### Figure dataset records:
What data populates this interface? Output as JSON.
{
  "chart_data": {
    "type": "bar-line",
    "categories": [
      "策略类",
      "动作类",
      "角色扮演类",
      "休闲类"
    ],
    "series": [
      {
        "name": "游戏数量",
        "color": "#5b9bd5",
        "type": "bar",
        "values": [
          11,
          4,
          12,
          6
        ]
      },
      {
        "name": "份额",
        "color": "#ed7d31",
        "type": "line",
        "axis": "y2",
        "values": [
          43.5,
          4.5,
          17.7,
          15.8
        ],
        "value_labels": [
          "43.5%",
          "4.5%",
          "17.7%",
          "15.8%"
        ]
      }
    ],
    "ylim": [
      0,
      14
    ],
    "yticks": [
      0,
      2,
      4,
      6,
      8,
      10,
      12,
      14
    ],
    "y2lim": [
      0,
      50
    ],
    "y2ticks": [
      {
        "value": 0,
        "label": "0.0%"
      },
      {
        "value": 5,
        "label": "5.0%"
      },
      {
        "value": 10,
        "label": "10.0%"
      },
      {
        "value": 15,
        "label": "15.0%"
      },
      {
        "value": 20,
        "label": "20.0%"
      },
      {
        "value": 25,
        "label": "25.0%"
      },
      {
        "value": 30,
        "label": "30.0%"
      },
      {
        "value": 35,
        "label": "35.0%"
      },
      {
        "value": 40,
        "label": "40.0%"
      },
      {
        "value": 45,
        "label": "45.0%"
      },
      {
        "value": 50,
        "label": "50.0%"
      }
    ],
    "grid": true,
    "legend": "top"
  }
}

### EXERCISE PROMPT:
Retype all of the entries precisely as they are.

### RESULT:
What data populates this interface? Output as JSON.
{
  "chart_data": {
    "type": "bar-line",
    "categories": [
      "策略类",
      "动作类",
      "角色扮演类",
      "休闲类"
    ],
    "series": [
      {
        "name": "游戏数量",
        "color": "#5b9bd5",
        "type": "bar",
        "values": [
          11,
          4,
          12,
          6
        ]
      },
      {
        "name": "份额",
        "color": "#ed7d31",
        "type": "line",
        "axis": "y2",
        "values": [
          43.5,
          4.5,
          17.7,
          15.8
        ],
        "value_labels": [
          "43.5%",
          "4.5%",
          "17.7%",
          "15.8%"
        ]
      }
    ],
    "ylim": [
      0,
      14
    ],
    "yticks": [
      0,
      2,
      4,
      6,
      8,
      10,
      12,
      14
    ],
    "y2lim": [
      0,
      50
    ],
    "y2ticks": [
      {
        "value": 0,
        "label": "0.0%"
      },
      {
        "value": 5,
        "label": "5.0%"
      },
      {
        "value": 10,
        "label": "10.0%"
      },
      {
        "value": 15,
        "label": "15.0%"
      },
      {
        "value": 20,
        "label": "20.0%"
      },
      {
        "value": 25,
        "label": "25.0%"
      },
      {
        "value": 30,
        "label": "30.0%"
      },
      {
        "value": 35,
        "label": "35.0%"
      },
      {
        "value": 40,
        "label": "40.0%"
      },
      {
        "value": 45,
        "label": "45.0%"
      },
      {
        "value": 50,
        "label": "50.0%"
      }
    ],
    "grid": true,
    "legend": "top"
  }
}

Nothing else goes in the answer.